§ **SHORT EXERCISE**
Reproduce the lines of the listing verbatim, from the line with "band [387,817,390,838]" to the line with "band [240,1325,244,1346]", inclusive, and output nothing else.

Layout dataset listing

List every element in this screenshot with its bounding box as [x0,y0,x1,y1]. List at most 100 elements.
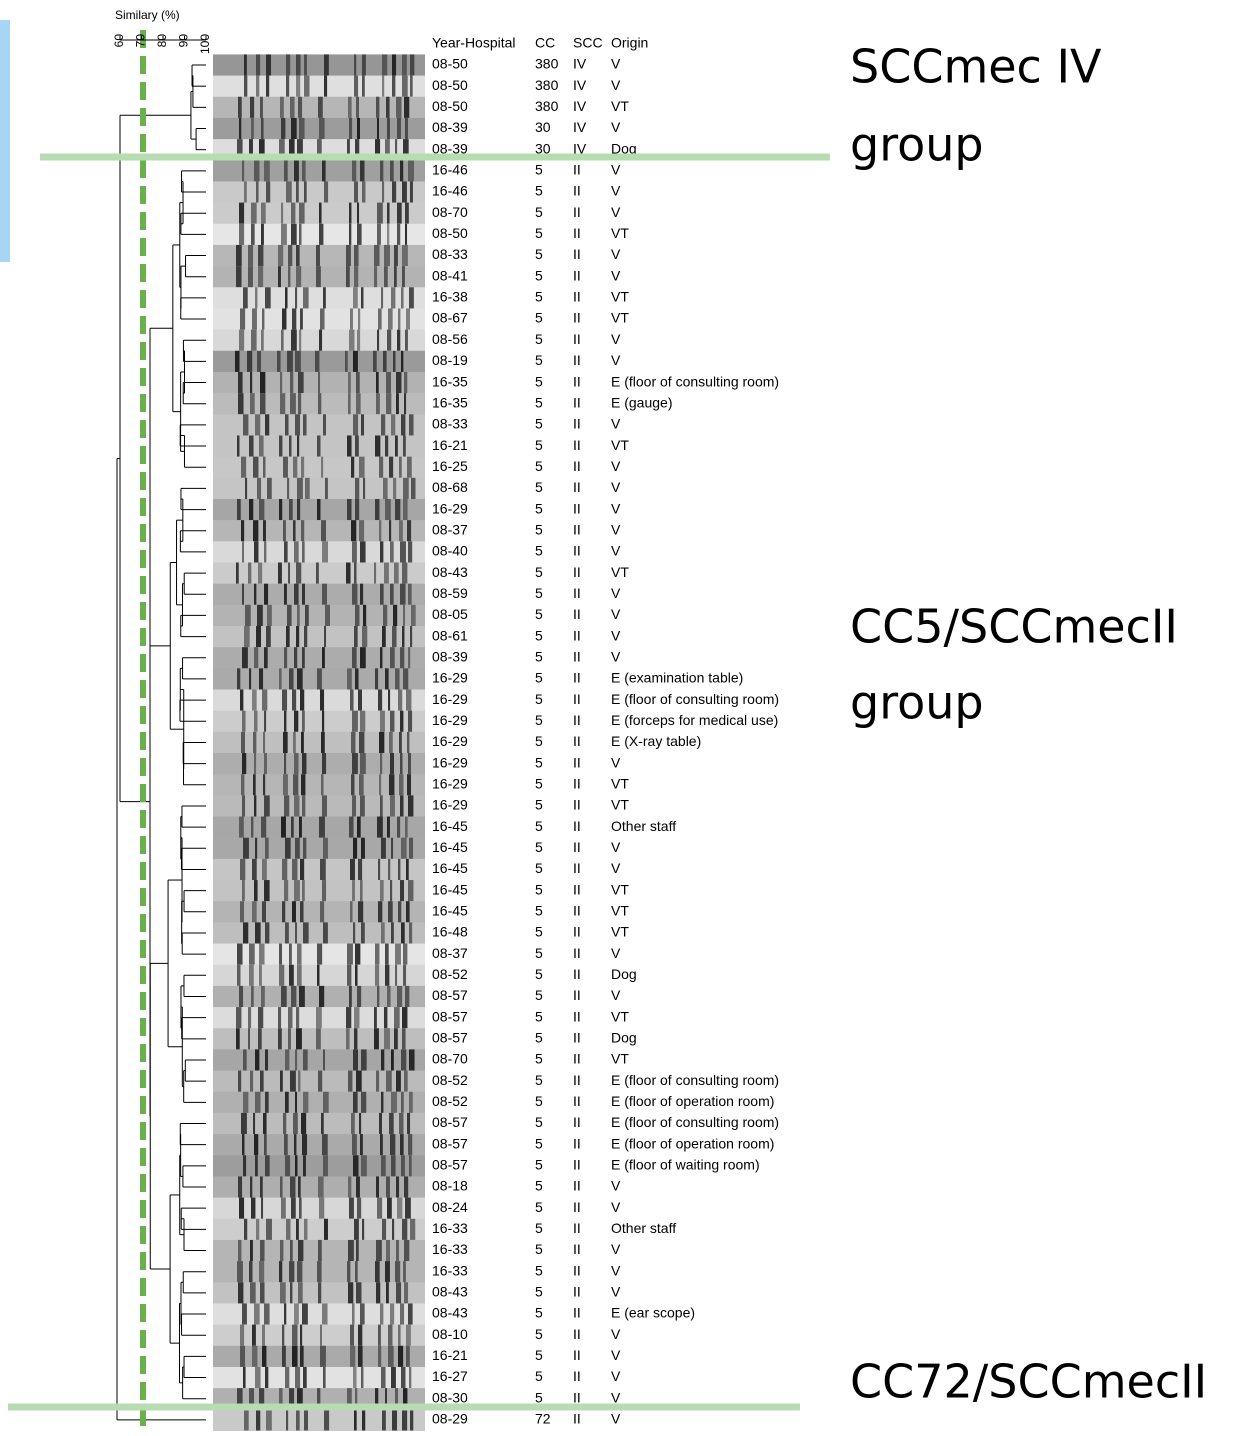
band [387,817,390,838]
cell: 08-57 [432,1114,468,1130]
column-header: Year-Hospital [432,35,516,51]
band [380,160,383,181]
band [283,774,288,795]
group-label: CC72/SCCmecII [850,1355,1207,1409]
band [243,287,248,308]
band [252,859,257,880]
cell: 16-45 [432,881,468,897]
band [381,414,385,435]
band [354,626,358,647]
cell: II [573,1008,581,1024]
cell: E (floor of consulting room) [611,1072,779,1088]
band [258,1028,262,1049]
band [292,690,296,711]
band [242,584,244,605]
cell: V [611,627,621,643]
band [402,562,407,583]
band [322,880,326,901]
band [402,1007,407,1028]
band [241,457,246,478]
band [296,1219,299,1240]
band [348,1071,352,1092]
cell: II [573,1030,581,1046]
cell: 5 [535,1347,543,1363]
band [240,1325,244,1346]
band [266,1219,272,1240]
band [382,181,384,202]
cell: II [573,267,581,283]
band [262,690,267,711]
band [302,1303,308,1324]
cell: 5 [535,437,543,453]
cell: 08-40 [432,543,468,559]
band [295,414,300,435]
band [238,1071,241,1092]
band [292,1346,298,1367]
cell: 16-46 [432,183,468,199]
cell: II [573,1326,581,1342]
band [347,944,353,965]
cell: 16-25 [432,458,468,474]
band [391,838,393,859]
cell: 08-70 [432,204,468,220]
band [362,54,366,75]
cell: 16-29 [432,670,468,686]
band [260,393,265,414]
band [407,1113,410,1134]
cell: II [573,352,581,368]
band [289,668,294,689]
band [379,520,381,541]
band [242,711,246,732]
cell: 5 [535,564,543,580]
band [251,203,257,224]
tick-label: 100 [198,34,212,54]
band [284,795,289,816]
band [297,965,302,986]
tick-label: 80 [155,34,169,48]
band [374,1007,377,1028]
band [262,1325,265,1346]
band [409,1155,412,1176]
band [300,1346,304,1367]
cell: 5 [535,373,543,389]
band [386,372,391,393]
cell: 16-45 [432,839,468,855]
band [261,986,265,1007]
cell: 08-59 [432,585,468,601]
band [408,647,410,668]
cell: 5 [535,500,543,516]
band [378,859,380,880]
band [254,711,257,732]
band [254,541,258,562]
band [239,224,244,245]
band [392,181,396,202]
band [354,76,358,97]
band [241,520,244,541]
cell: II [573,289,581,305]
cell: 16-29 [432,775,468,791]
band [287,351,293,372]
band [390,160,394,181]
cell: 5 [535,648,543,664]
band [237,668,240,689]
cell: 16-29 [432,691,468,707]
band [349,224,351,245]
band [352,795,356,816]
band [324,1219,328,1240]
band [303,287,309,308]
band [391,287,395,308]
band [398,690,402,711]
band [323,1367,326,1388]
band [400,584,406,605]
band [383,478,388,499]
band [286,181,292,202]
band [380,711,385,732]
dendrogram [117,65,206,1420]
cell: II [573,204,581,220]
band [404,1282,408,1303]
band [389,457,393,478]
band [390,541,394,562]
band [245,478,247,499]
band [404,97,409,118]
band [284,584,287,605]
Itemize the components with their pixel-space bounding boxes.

---

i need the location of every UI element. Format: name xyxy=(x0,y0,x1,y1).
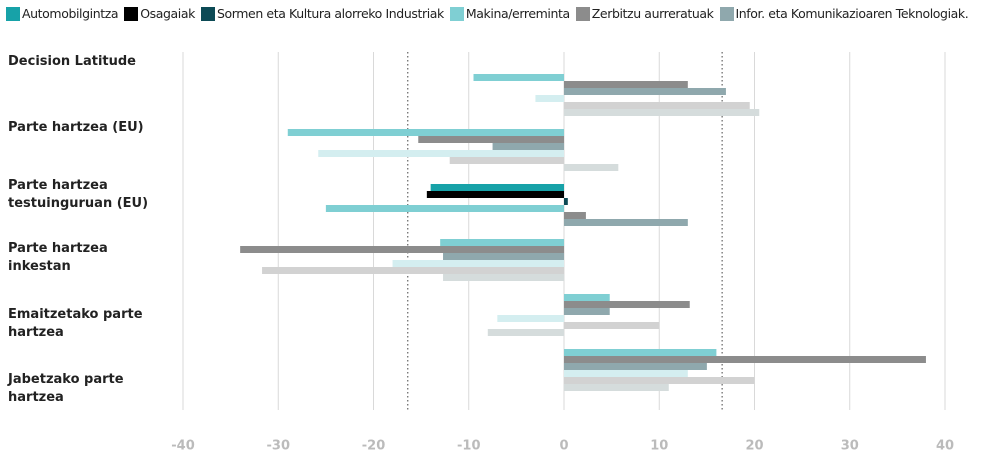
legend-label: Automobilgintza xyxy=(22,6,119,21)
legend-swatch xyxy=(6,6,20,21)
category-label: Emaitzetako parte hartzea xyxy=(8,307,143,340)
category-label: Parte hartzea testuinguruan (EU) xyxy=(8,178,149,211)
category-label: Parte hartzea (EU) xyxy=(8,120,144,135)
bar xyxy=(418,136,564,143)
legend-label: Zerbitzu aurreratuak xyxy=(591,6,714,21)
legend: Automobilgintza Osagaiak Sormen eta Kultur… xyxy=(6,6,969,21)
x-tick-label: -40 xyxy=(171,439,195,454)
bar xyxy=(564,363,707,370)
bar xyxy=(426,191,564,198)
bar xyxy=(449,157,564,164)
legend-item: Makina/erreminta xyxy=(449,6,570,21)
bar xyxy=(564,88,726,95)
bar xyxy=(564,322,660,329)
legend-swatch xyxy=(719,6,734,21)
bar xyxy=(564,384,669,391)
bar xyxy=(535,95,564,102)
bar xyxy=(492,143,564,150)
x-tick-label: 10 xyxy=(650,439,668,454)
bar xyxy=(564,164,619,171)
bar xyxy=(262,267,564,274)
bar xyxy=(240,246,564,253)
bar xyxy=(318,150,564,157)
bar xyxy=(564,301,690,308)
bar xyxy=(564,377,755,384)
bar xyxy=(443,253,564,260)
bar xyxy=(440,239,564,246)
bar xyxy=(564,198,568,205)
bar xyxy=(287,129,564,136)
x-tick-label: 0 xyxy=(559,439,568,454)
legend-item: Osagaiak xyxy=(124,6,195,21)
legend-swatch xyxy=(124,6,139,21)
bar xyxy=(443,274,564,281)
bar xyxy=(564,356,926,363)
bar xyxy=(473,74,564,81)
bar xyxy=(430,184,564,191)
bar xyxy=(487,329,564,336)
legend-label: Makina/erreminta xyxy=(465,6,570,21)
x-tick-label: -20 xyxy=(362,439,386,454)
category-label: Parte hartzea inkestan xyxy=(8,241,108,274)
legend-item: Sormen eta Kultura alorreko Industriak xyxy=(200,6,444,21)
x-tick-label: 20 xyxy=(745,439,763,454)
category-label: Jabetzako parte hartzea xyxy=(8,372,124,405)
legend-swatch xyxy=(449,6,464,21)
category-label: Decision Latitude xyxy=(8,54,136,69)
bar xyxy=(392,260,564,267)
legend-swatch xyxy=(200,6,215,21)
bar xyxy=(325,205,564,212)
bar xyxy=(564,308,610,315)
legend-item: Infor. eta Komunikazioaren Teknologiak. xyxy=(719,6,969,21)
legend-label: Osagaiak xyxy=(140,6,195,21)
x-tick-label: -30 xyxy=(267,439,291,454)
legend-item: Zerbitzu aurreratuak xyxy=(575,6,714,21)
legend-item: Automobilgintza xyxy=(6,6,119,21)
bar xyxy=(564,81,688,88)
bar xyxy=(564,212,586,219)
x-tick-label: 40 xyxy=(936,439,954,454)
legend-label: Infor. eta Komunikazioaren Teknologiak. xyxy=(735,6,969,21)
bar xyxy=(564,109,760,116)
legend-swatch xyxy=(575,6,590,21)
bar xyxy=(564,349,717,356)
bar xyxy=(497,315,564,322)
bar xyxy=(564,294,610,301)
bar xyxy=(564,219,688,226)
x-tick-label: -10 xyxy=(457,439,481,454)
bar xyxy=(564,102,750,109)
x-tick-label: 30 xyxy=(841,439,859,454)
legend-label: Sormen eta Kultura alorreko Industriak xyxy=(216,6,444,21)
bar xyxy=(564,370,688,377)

§ **ANSWER TO THIS EXERCISE**
band [387,817,390,838]
cell: 08-57 [432,1114,468,1130]
column-header: Year-Hospital [432,35,516,51]
band [380,160,383,181]
band [283,774,288,795]
group-label: CC72/SCCmecII [850,1355,1207,1409]
band [243,287,248,308]
band [252,859,257,880]
cell: 16-45 [432,881,468,897]
band [381,414,385,435]
band [354,626,358,647]
cell: II [573,1008,581,1024]
cell: E (floor of consulting room) [611,1072,779,1088]
band [258,1028,262,1049]
band [292,690,296,711]
band [242,584,244,605]
cell: V [611,627,621,643]
band [402,562,407,583]
band [322,880,326,901]
band [402,1007,407,1028]
band [241,457,246,478]
band [296,1219,299,1240]
band [348,1071,352,1092]
cell: II [573,1030,581,1046]
cell: 5 [535,1347,543,1363]
band [240,1325,244,1346]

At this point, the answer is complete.